• EXERCISE BRIEF:
Without the images, write out the whole listing exactly.

-- start EXTRACTED ENTRIES --

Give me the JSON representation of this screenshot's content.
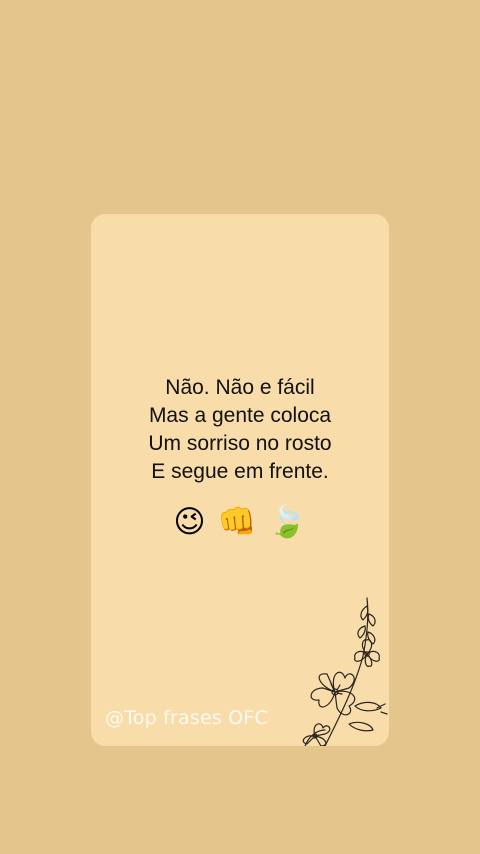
{
  "quote": {
    "lines": [
      "Não. Não e fácil",
      "Mas a gente coloca",
      "Um sorriso no rosto",
      "E segue em frente."
    ]
  },
  "emojis": [
    "😉",
    "👊",
    "🍃"
  ],
  "watermark": "@Top frases OFC",
  "colors": {
    "background": "#e4c68c",
    "card": "#f8dcaa",
    "text": "#111111"
  }
}
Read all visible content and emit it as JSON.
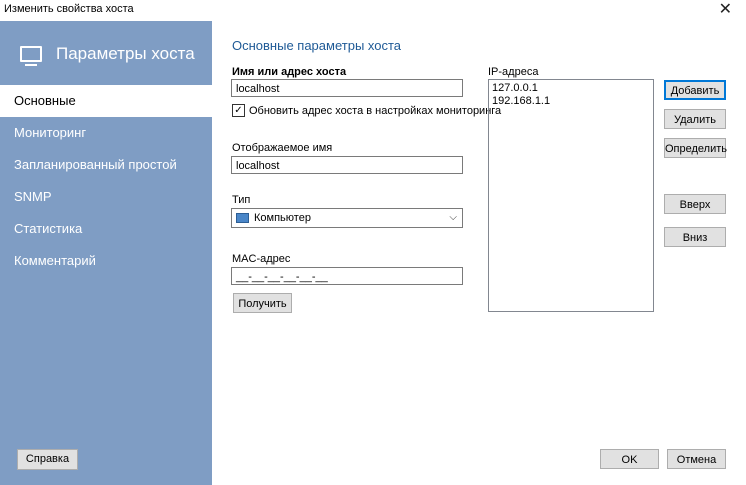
{
  "window": {
    "title": "Изменить свойства хоста",
    "close_glyph": "✕"
  },
  "sidebar": {
    "header": "Параметры хоста",
    "items": [
      {
        "label": "Основные",
        "active": true
      },
      {
        "label": "Мониторинг",
        "active": false
      },
      {
        "label": "Запланированный простой",
        "active": false
      },
      {
        "label": "SNMP",
        "active": false
      },
      {
        "label": "Статистика",
        "active": false
      },
      {
        "label": "Комментарий",
        "active": false
      }
    ],
    "help_label": "Справка"
  },
  "main": {
    "section_title": "Основные параметры хоста",
    "host_label": "Имя или адрес хоста",
    "host_value": "localhost",
    "update_checkbox_label": "Обновить адрес хоста в настройках мониторинга",
    "update_checked": true,
    "display_label": "Отображаемое имя",
    "display_value": "localhost",
    "type_label": "Тип",
    "type_value": "Компьютер",
    "mac_label": "MAC-адрес",
    "mac_value": "__-__-__-__-__-__",
    "get_button": "Получить",
    "ip_label": "IP-адреса",
    "ip_addresses": [
      "127.0.0.1",
      "192.168.1.1"
    ],
    "add_button": "Добавить",
    "delete_button": "Удалить",
    "detect_button": "Определить",
    "up_button": "Вверх",
    "down_button": "Вниз",
    "ok_button": "OK",
    "cancel_button": "Отмена"
  },
  "colors": {
    "sidebar": "#7f9dc4",
    "section_title": "#1f5a96",
    "accent": "#0078d7"
  }
}
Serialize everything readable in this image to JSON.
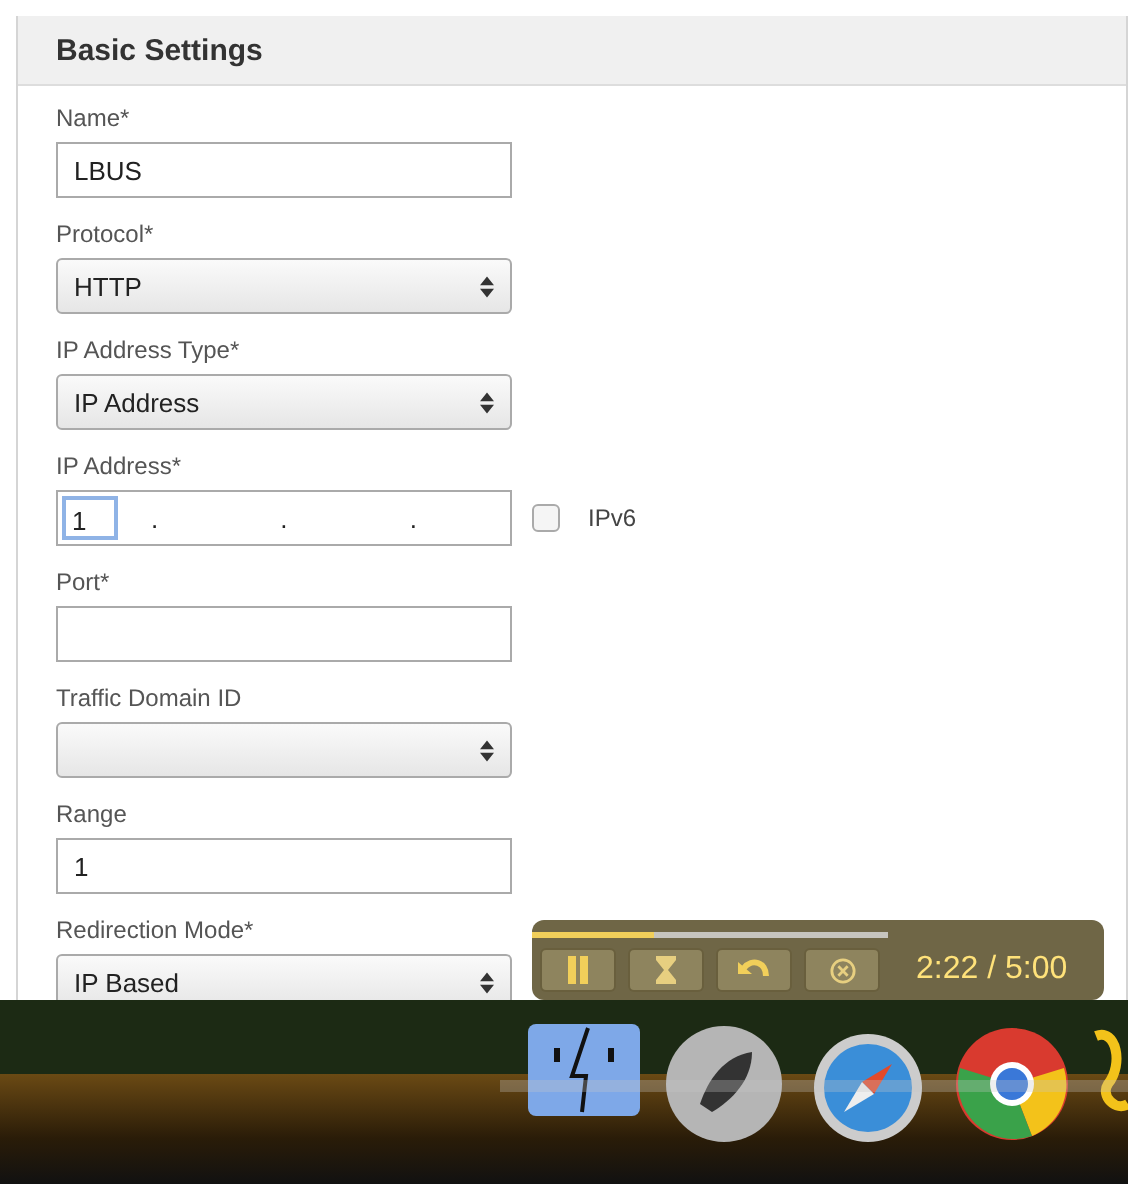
{
  "panel": {
    "title": "Basic Settings"
  },
  "fields": [
    {
      "kind": "text",
      "label": "Name*",
      "value": "LBUS"
    },
    {
      "kind": "select",
      "label": "Protocol*",
      "value": "HTTP"
    },
    {
      "kind": "select",
      "label": "IP Address Type*",
      "value": "IP Address"
    },
    {
      "kind": "ip",
      "label": "IP Address*",
      "octets": [
        "1"
      ],
      "separator": ".",
      "checkbox": {
        "label": "IPv6",
        "checked": false
      }
    },
    {
      "kind": "text",
      "label": "Port*"
    },
    {
      "kind": "select",
      "label": "Traffic Domain ID"
    },
    {
      "kind": "text",
      "label": "Range",
      "value": "1"
    },
    {
      "kind": "select",
      "label": "Redirection Mode*",
      "value": "IP Based"
    }
  ],
  "player": {
    "level": 0.34,
    "time": "2:22 / 5:00"
  }
}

-- end EXTRACTED ENTRIES --

• TASK RESULT:
Give me the JSON representation of this screenshot's content.
{
  "quote": {
    "lines": [
      "Não. Não e fácil",
      "Mas a gente coloca",
      "Um sorriso no rosto",
      "E segue em frente."
    ]
  },
  "emojis": [
    "😉",
    "👊",
    "🍃"
  ],
  "watermark": "@Top frases OFC",
  "colors": {
    "background": "#e4c68c",
    "card": "#f8dcaa",
    "text": "#111111"
  }
}
Read all visible content and emit it as JSON.
{
  "window": {
    "title": "Изменить свойства хоста",
    "close_glyph": "✕"
  },
  "sidebar": {
    "header": "Параметры хоста",
    "items": [
      {
        "label": "Основные",
        "active": true
      },
      {
        "label": "Мониторинг",
        "active": false
      },
      {
        "label": "Запланированный простой",
        "active": false
      },
      {
        "label": "SNMP",
        "active": false
      },
      {
        "label": "Статистика",
        "active": false
      },
      {
        "label": "Комментарий",
        "active": false
      }
    ],
    "help_label": "Справка"
  },
  "main": {
    "section_title": "Основные параметры хоста",
    "host_label": "Имя или адрес хоста",
    "host_value": "localhost",
    "update_checkbox_label": "Обновить адрес хоста в настройках мониторинга",
    "update_checked": true,
    "display_label": "Отображаемое имя",
    "display_value": "localhost",
    "type_label": "Тип",
    "type_value": "Компьютер",
    "mac_label": "MAC-адрес",
    "mac_value": "__-__-__-__-__-__",
    "get_button": "Получить",
    "ip_label": "IP-адреса",
    "ip_addresses": [
      "127.0.0.1",
      "192.168.1.1"
    ],
    "add_button": "Добавить",
    "delete_button": "Удалить",
    "detect_button": "Определить",
    "up_button": "Вверх",
    "down_button": "Вниз",
    "ok_button": "OK",
    "cancel_button": "Отмена"
  },
  "colors": {
    "sidebar": "#7f9dc4",
    "section_title": "#1f5a96",
    "accent": "#0078d7"
  }
}
Serialize everything readable in this image to JSON.
{
  "panel": {
    "title": "Basic Settings"
  },
  "fields": [
    {
      "kind": "text",
      "label": "Name*",
      "value": "LBUS"
    },
    {
      "kind": "select",
      "label": "Protocol*",
      "value": "HTTP"
    },
    {
      "kind": "select",
      "label": "IP Address Type*",
      "value": "IP Address"
    },
    {
      "kind": "ip",
      "label": "IP Address*",
      "octets": [
        "1"
      ],
      "separator": ".",
      "checkbox": {
        "label": "IPv6",
        "checked": false
      }
    },
    {
      "kind": "text",
      "label": "Port*"
    },
    {
      "kind": "select",
      "label": "Traffic Domain ID"
    },
    {
      "kind": "text",
      "label": "Range",
      "value": "1"
    },
    {
      "kind": "select",
      "label": "Redirection Mode*",
      "value": "IP Based"
    }
  ],
  "player": {
    "level": 0.34,
    "time": "2:22 / 5:00"
  }
}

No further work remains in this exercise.